**EXERCISE**
Count how many lines hold the string "color", and give only that number.

**GIVEN DATA**
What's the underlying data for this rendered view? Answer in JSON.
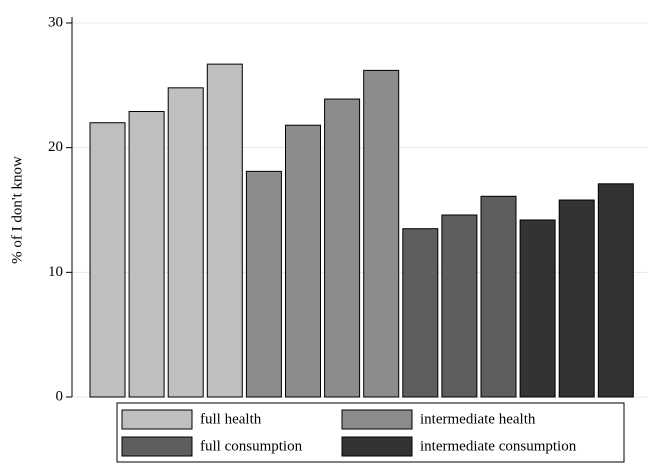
{
  "chart_data": {
    "type": "bar",
    "ylabel": "% of I don't know",
    "categories": [
      null,
      null,
      null,
      null,
      null,
      null,
      null,
      null,
      null,
      null,
      null,
      null,
      null,
      null
    ],
    "series": [
      {
        "name": "full health",
        "color": "#bfbfbf",
        "values": [
          22.0,
          22.9,
          24.8,
          26.7,
          null,
          null,
          null,
          null,
          null,
          null,
          null,
          null,
          null,
          null
        ]
      },
      {
        "name": "intermediate health",
        "color": "#8c8c8c",
        "values": [
          null,
          null,
          null,
          null,
          18.1,
          21.8,
          23.9,
          26.2,
          null,
          null,
          null,
          null,
          null,
          null
        ]
      },
      {
        "name": "full consumption",
        "color": "#5e5e5e",
        "values": [
          null,
          null,
          null,
          null,
          null,
          null,
          null,
          null,
          13.5,
          14.6,
          16.1,
          null,
          null,
          null
        ]
      },
      {
        "name": "intermediate consumption",
        "color": "#333333",
        "values": [
          null,
          null,
          null,
          null,
          null,
          null,
          null,
          null,
          null,
          null,
          null,
          14.2,
          15.8,
          17.1
        ]
      }
    ],
    "ylim": [
      0,
      30
    ],
    "yticks": [
      0,
      10,
      20,
      30
    ],
    "grid": true
  }
}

**WRITTEN REPLY**
4